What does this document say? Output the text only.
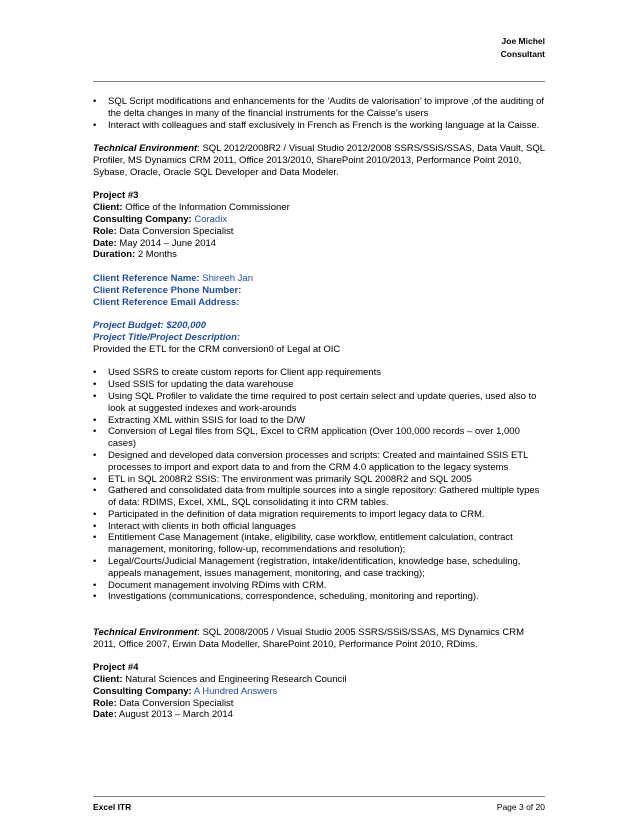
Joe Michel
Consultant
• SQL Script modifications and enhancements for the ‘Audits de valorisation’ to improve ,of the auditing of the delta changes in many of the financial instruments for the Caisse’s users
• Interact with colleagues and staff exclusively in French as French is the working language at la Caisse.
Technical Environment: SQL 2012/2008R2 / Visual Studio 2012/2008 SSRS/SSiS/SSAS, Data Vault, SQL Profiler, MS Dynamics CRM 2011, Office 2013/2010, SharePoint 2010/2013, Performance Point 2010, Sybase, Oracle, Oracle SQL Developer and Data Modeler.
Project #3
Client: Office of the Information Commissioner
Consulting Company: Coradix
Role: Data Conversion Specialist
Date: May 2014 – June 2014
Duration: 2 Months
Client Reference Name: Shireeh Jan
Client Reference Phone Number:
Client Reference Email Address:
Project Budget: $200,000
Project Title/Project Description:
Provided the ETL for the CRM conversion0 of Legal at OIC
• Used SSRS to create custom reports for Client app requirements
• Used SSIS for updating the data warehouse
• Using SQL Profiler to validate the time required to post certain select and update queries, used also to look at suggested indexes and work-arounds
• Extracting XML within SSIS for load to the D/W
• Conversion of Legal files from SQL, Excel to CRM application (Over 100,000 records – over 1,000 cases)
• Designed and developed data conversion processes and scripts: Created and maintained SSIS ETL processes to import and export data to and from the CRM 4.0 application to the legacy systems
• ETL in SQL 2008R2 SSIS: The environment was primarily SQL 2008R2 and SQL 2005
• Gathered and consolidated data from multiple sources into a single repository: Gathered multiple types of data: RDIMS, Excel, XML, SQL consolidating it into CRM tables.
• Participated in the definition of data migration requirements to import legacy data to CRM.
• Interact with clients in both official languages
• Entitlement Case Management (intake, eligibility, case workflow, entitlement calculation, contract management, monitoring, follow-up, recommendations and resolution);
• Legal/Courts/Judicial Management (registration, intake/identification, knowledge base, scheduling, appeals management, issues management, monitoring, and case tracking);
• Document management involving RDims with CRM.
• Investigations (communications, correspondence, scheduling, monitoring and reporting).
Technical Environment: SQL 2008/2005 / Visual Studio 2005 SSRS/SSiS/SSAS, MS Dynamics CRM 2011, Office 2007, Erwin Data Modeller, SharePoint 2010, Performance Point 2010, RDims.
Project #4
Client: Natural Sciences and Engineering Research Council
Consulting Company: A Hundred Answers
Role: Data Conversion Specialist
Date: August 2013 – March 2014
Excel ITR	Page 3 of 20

Exercise requirements = Using the listing above, show each line holding the string "Technical".

Written answer =
Technical Environment: SQL 2012/2008R2 / Visual Studio 2012/2008 SSRS/SSiS/SSAS, Data Vault, SQL Profiler, MS Dynamics CRM 2011, Office 2013/2010, SharePoint 2010/2013, Performance Point 2010, Sybase, Oracle, Oracle SQL Developer and Data Modeler.
Technical Environment: SQL 2008/2005 / Visual Studio 2005 SSRS/SSiS/SSAS, MS Dynamics CRM 2011, Office 2007, Erwin Data Modeller, SharePoint 2010, Performance Point 2010, RDims.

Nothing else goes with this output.